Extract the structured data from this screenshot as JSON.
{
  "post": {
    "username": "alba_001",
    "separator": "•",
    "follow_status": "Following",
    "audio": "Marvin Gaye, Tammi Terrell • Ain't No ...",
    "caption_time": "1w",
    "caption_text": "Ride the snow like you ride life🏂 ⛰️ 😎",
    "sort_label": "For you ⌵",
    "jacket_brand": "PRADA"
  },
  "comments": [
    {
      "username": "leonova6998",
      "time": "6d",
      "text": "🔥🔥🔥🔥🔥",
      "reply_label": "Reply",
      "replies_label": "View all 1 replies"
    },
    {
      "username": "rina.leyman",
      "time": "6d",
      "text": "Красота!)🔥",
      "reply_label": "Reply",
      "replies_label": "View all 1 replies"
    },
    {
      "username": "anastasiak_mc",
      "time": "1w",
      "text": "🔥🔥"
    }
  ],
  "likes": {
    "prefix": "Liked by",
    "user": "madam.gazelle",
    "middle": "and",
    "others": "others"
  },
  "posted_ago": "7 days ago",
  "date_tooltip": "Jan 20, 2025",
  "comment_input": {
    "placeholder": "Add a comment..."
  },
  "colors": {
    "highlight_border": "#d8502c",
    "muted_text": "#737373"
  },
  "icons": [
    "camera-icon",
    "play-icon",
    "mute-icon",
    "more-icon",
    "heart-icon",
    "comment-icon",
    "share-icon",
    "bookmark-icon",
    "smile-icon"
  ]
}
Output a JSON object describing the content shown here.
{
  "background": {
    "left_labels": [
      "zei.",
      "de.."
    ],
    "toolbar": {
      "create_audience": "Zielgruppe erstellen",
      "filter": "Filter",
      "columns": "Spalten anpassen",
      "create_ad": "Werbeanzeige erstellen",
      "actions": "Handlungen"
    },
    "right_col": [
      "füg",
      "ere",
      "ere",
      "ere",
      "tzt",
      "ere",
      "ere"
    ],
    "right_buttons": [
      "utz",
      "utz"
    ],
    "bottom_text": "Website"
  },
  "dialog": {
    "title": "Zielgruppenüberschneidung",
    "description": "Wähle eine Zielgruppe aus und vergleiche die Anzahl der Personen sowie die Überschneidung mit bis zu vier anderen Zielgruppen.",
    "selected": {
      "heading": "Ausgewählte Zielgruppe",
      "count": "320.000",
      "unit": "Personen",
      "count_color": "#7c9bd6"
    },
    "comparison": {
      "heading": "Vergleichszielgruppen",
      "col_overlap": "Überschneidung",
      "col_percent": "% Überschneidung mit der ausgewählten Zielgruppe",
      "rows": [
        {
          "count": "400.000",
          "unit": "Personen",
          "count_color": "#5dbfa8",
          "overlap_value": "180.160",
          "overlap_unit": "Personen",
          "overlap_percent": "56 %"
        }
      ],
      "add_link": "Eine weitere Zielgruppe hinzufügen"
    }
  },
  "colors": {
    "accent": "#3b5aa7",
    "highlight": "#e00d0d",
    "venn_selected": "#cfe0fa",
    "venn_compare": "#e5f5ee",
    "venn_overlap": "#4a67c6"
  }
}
■ ■ ■ ■
Required work:
From the records above, please extract every line and repeat it exactly.

Output for this task:
Extract the structured data from this screenshot as JSON.
{
  "post": {
    "username": "alba_001",
    "separator": "•",
    "follow_status": "Following",
    "audio": "Marvin Gaye, Tammi Terrell • Ain't No ...",
    "caption_time": "1w",
    "caption_text": "Ride the snow like you ride life🏂 ⛰️ 😎",
    "sort_label": "For you ⌵",
    "jacket_brand": "PRADA"
  },
  "comments": [
    {
      "username": "leonova6998",
      "time": "6d",
      "text": "🔥🔥🔥🔥🔥",
      "reply_label": "Reply",
      "replies_label": "View all 1 replies"
    },
    {
      "username": "rina.leyman",
      "time": "6d",
      "text": "Красота!)🔥",
      "reply_label": "Reply",
      "replies_label": "View all 1 replies"
    },
    {
      "username": "anastasiak_mc",
      "time": "1w",
      "text": "🔥🔥"
    }
  ],
  "likes": {
    "prefix": "Liked by",
    "user": "madam.gazelle",
    "middle": "and",
    "others": "others"
  },
  "posted_ago": "7 days ago",
  "date_tooltip": "Jan 20, 2025",
  "comment_input": {
    "placeholder": "Add a comment..."
  },
  "colors": {
    "highlight_border": "#d8502c",
    "muted_text": "#737373"
  },
  "icons": [
    "camera-icon",
    "play-icon",
    "mute-icon",
    "more-icon",
    "heart-icon",
    "comment-icon",
    "share-icon",
    "bookmark-icon",
    "smile-icon"
  ]
}
Output a JSON object describing the content shown here.
{
  "background": {
    "left_labels": [
      "zei.",
      "de.."
    ],
    "toolbar": {
      "create_audience": "Zielgruppe erstellen",
      "filter": "Filter",
      "columns": "Spalten anpassen",
      "create_ad": "Werbeanzeige erstellen",
      "actions": "Handlungen"
    },
    "right_col": [
      "füg",
      "ere",
      "ere",
      "ere",
      "tzt",
      "ere",
      "ere"
    ],
    "right_buttons": [
      "utz",
      "utz"
    ],
    "bottom_text": "Website"
  },
  "dialog": {
    "title": "Zielgruppenüberschneidung",
    "description": "Wähle eine Zielgruppe aus und vergleiche die Anzahl der Personen sowie die Überschneidung mit bis zu vier anderen Zielgruppen.",
    "selected": {
      "heading": "Ausgewählte Zielgruppe",
      "count": "320.000",
      "unit": "Personen",
      "count_color": "#7c9bd6"
    },
    "comparison": {
      "heading": "Vergleichszielgruppen",
      "col_overlap": "Überschneidung",
      "col_percent": "% Überschneidung mit der ausgewählten Zielgruppe",
      "rows": [
        {
          "count": "400.000",
          "unit": "Personen",
          "count_color": "#5dbfa8",
          "overlap_value": "180.160",
          "overlap_unit": "Personen",
          "overlap_percent": "56 %"
        }
      ],
      "add_link": "Eine weitere Zielgruppe hinzufügen"
    }
  },
  "colors": {
    "accent": "#3b5aa7",
    "highlight": "#e00d0d",
    "venn_selected": "#cfe0fa",
    "venn_compare": "#e5f5ee",
    "venn_overlap": "#4a67c6"
  }
}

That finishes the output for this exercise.